> [Do this]:
Exactly repeat the material, dropping only the pictures.

> [Exercise materials]:
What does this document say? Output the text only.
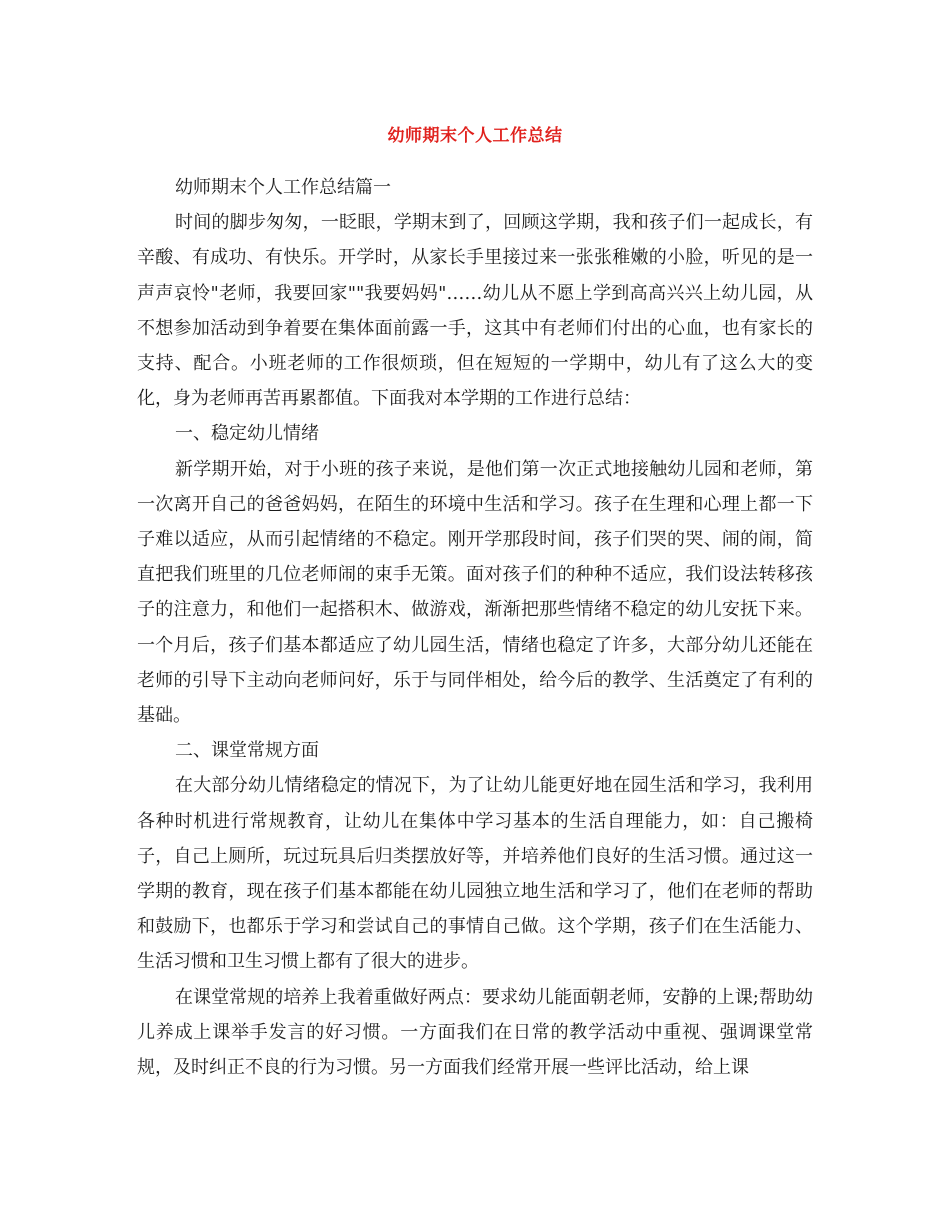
幼师期末个人工作总结

幼师期末个人工作总结篇一

时间的脚步匆匆，一眨眼，学期末到了，回顾这学期，我和孩子们一起成长，有辛酸、有成功、有快乐。开学时，从家长手里接过来一张张稚嫩的小脸，听见的是一声声哀怜"老师，我要回家""我要妈妈"……幼儿从不愿上学到高高兴兴上幼儿园，从不想参加活动到争着要在集体面前露一手，这其中有老师们付出的心血，也有家长的支持、配合。小班老师的工作很烦琐，但在短短的一学期中，幼儿有了这么大的变化，身为老师再苦再累都值。下面我对本学期的工作进行总结：

一、稳定幼儿情绪

新学期开始，对于小班的孩子来说，是他们第一次正式地接触幼儿园和老师，第一次离开自己的爸爸妈妈，在陌生的环境中生活和学习。孩子在生理和心理上都一下子难以适应，从而引起情绪的不稳定。刚开学那段时间，孩子们哭的哭、闹的闹，简直把我们班里的几位老师闹的束手无策。面对孩子们的种种不适应，我们设法转移孩子的注意力，和他们一起搭积木、做游戏，渐渐把那些情绪不稳定的幼儿安抚下来。一个月后，孩子们基本都适应了幼儿园生活，情绪也稳定了许多，大部分幼儿还能在老师的引导下主动向老师问好，乐于与同伴相处，给今后的教学、生活奠定了有利的基础。

二、课堂常规方面

在大部分幼儿情绪稳定的情况下，为了让幼儿能更好地在园生活和学习，我利用各种时机进行常规教育，让幼儿在集体中学习基本的生活自理能力，如：自己搬椅子，自己上厕所，玩过玩具后归类摆放好等，并培养他们良好的生活习惯。通过这一学期的教育，现在孩子们基本都能在幼儿园独立地生活和学习了，他们在老师的帮助和鼓励下，也都乐于学习和尝试自己的事情自己做。这个学期，孩子们在生活能力、生活习惯和卫生习惯上都有了很大的进步。

在课堂常规的培养上我着重做好两点：要求幼儿能面朝老师，安静的上课;帮助幼儿养成上课举手发言的好习惯。一方面我们在日常的教学活动中重视、强调课堂常规，及时纠正不良的行为习惯。另一方面我们经常开展一些评比活动，给上课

> [Expected answer]:
What does this document say? Output the text only.
幼师期末个人工作总结

幼师期末个人工作总结篇一

时间的脚步匆匆，一眨眼，学期末到了，回顾这学期，我和孩子们一起成长，有辛酸、有成功、有快乐。开学时，从家长手里接过来一张张稚嫩的小脸，听见的是一声声哀怜"老师，我要回家""我要妈妈"……幼儿从不愿上学到高高兴兴上幼儿园，从不想参加活动到争着要在集体面前露一手，这其中有老师们付出的心血，也有家长的支持、配合。小班老师的工作很烦琐，但在短短的一学期中，幼儿有了这么大的变化，身为老师再苦再累都值。下面我对本学期的工作进行总结：

一、稳定幼儿情绪

新学期开始，对于小班的孩子来说，是他们第一次正式地接触幼儿园和老师，第一次离开自己的爸爸妈妈，在陌生的环境中生活和学习。孩子在生理和心理上都一下子难以适应，从而引起情绪的不稳定。刚开学那段时间，孩子们哭的哭、闹的闹，简直把我们班里的几位老师闹的束手无策。面对孩子们的种种不适应，我们设法转移孩子的注意力，和他们一起搭积木、做游戏，渐渐把那些情绪不稳定的幼儿安抚下来。一个月后，孩子们基本都适应了幼儿园生活，情绪也稳定了许多，大部分幼儿还能在老师的引导下主动向老师问好，乐于与同伴相处，给今后的教学、生活奠定了有利的基础。

二、课堂常规方面

在大部分幼儿情绪稳定的情况下，为了让幼儿能更好地在园生活和学习，我利用各种时机进行常规教育，让幼儿在集体中学习基本的生活自理能力，如：自己搬椅子，自己上厕所，玩过玩具后归类摆放好等，并培养他们良好的生活习惯。通过这一学期的教育，现在孩子们基本都能在幼儿园独立地生活和学习了，他们在老师的帮助和鼓励下，也都乐于学习和尝试自己的事情自己做。这个学期，孩子们在生活能力、生活习惯和卫生习惯上都有了很大的进步。

在课堂常规的培养上我着重做好两点：要求幼儿能面朝老师，安静的上课;帮助幼儿养成上课举手发言的好习惯。一方面我们在日常的教学活动中重视、强调课堂常规，及时纠正不良的行为习惯。另一方面我们经常开展一些评比活动，给上课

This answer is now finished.